SHORT EXERCISE: Pictures do not belong in the copy; transcribe everything else in the records exactly.
--- start RECORDS FOR PROCESSING ---
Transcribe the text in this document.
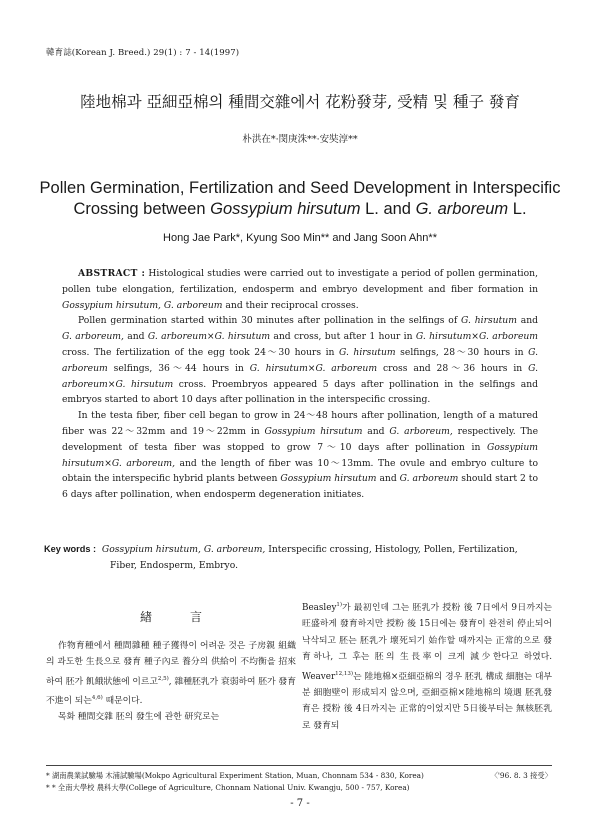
韓育誌(Korean J. Breed.) 29(1) : 7 - 14(1997)
陸地棉과 亞細亞棉의 種間交雜에서 花粉發芽, 受精 및 種子 發育
朴洪在*·閔庚洙**·安奘淳**
Pollen Germination, Fertilization and Seed Development in Interspecific
Crossing between Gossypium hirsutum L. and G. arboreum L.
Hong Jae Park*, Kyung Soo Min** and Jang Soon Ahn**

ABSTRACT : Histological studies were carried out to investigate a period of pollen germination, pollen tube elongation, fertilization, endosperm and embryo development and fiber formation in Gossypium hirsutum, G. arboreum and their reciprocal crosses.

Pollen germination started within 30 minutes after pollination in the selfings of G. hirsutum and G. arboreum, and G. arboreum×G. hirsutum and cross, but after 1 hour in G. hirsutum×G. arboreum cross. The fertilization of the egg took 24～30 hours in G. hirsutum selfings, 28～30 hours in G. arboreum selfings, 36～44 hours in G. hirsutum×G. arboreum cross and 28～36 hours in G. arboreum×G. hirsutum cross. Proembryos appeared 5 days after pollination in the selfings and embryos started to abort 10 days after pollination in the interspecific crossing.

In the testa fiber, fiber cell began to grow in 24～48 hours after pollination, length of a matured fiber was 22～32mm and 19～22mm in Gossypium hirsutum and G. arboreum, respectively. The development of testa fiber was stopped to grow 7～10 days after pollination in Gossypium hirsutum×G. arboreum, and the length of fiber was 10～13mm. The ovule and embryo culture to obtain the interspecific hybrid plants between Gossypium hirsutum and G. arboreum should start 2 to 6 days after pollination, when endosperm degeneration initiates.

Key words : Gossypium hirsutum, G. arboreum, Interspecific crossing, Histology, Pollen, Fertilization,
Fiber, Endosperm, Embryo.
緖言
作物育種에서 種間雜種 種子獲得이 어려운 것은 子房親 組織의 과도한 生長으로 發育 種子內로 養分의 供給이 不均衡을 招來하여 胚가 飢餓狀態에 이르고$^{2,5)}$, 雜種胚乳가 衰弱하여 胚가 發育不進이 되는$^{4,6)}$ 때문이다.
목화 種間交雜 胚의 發生에 관한 研究로는
Beasley$^{1)}$가 最初인데 그는 胚乳가 授粉 後 7日에서 9日까지는 旺盛하게 發育하지만 授粉 後 15日에는 發育이 완전히 停止되어 낙삭되고 胚는 胚乳가 壞死되기 始作할 때까지는 正常的으로 發育하나, 그 후는 胚의 生長率이 크게 減少한다고 하였다. Weaver$^{12,13)}$는 陸地棉×亞細亞棉의 경우 胚乳 構成 細胞는 대부분 細胞壁이 形成되지 않으며, 亞細亞棉×陸地棉의 境遇 胚乳發育은 授粉 後 4日까지는 正常的이었지만 5日後부터는 無核胚乳로 發育되
* 湖南農業試驗場 木浦試驗場(Mokpo Agricultural Experiment Station, Muan, Chonnam 534 - 830, Korea)	〈'96. 8. 3 接受〉
* * 全南大學校 農科大學(College of Agriculture, Chonnam National Univ. Kwangju, 500 - 757, Korea)
- 7 -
--- end RECORDS FOR PROCESSING ---
IN RESPONSE:
Transcribe the text in this document.
韓育誌(Korean J. Breed.) 29(1) : 7 - 14(1997)
陸地棉과 亞細亞棉의 種間交雜에서 花粉發芽, 受精 및 種子 發育
朴洪在*·閔庚洙**·安奘淳**
Pollen Germination, Fertilization and Seed Development in Interspecific
Crossing between Gossypium hirsutum L. and G. arboreum L.
Hong Jae Park*, Kyung Soo Min** and Jang Soon Ahn**

ABSTRACT : Histological studies were carried out to investigate a period of pollen germination, pollen tube elongation, fertilization, endosperm and embryo development and fiber formation in Gossypium hirsutum, G. arboreum and their reciprocal crosses.

Pollen germination started within 30 minutes after pollination in the selfings of G. hirsutum and G. arboreum, and G. arboreum×G. hirsutum and cross, but after 1 hour in G. hirsutum×G. arboreum cross. The fertilization of the egg took 24～30 hours in G. hirsutum selfings, 28～30 hours in G. arboreum selfings, 36～44 hours in G. hirsutum×G. arboreum cross and 28～36 hours in G. arboreum×G. hirsutum cross. Proembryos appeared 5 days after pollination in the selfings and embryos started to abort 10 days after pollination in the interspecific crossing.

In the testa fiber, fiber cell began to grow in 24～48 hours after pollination, length of a matured fiber was 22～32mm and 19～22mm in Gossypium hirsutum and G. arboreum, respectively. The development of testa fiber was stopped to grow 7～10 days after pollination in Gossypium hirsutum×G. arboreum, and the length of fiber was 10～13mm. The ovule and embryo culture to obtain the interspecific hybrid plants between Gossypium hirsutum and G. arboreum should start 2 to 6 days after pollination, when endosperm degeneration initiates.

Key words : Gossypium hirsutum, G. arboreum, Interspecific crossing, Histology, Pollen, Fertilization,
Fiber, Endosperm, Embryo.
緖言
作物育種에서 種間雜種 種子獲得이 어려운 것은 子房親 組織의 과도한 生長으로 發育 種子內로 養分의 供給이 不均衡을 招來하여 胚가 飢餓狀態에 이르고$^{2,5)}$, 雜種胚乳가 衰弱하여 胚가 發育不進이 되는$^{4,6)}$ 때문이다.
목화 種間交雜 胚의 發生에 관한 研究로는
Beasley$^{1)}$가 最初인데 그는 胚乳가 授粉 後 7日에서 9日까지는 旺盛하게 發育하지만 授粉 後 15日에는 發育이 완전히 停止되어 낙삭되고 胚는 胚乳가 壞死되기 始作할 때까지는 正常的으로 發育하나, 그 후는 胚의 生長率이 크게 減少한다고 하였다. Weaver$^{12,13)}$는 陸地棉×亞細亞棉의 경우 胚乳 構成 細胞는 대부분 細胞壁이 形成되지 않으며, 亞細亞棉×陸地棉의 境遇 胚乳發育은 授粉 後 4日까지는 正常的이었지만 5日後부터는 無核胚乳로 發育되
* 湖南農業試驗場 木浦試驗場(Mokpo Agricultural Experiment Station, Muan, Chonnam 534 - 830, Korea)	〈'96. 8. 3 接受〉
* * 全南大學校 農科大學(College of Agriculture, Chonnam National Univ. Kwangju, 500 - 757, Korea)
- 7 -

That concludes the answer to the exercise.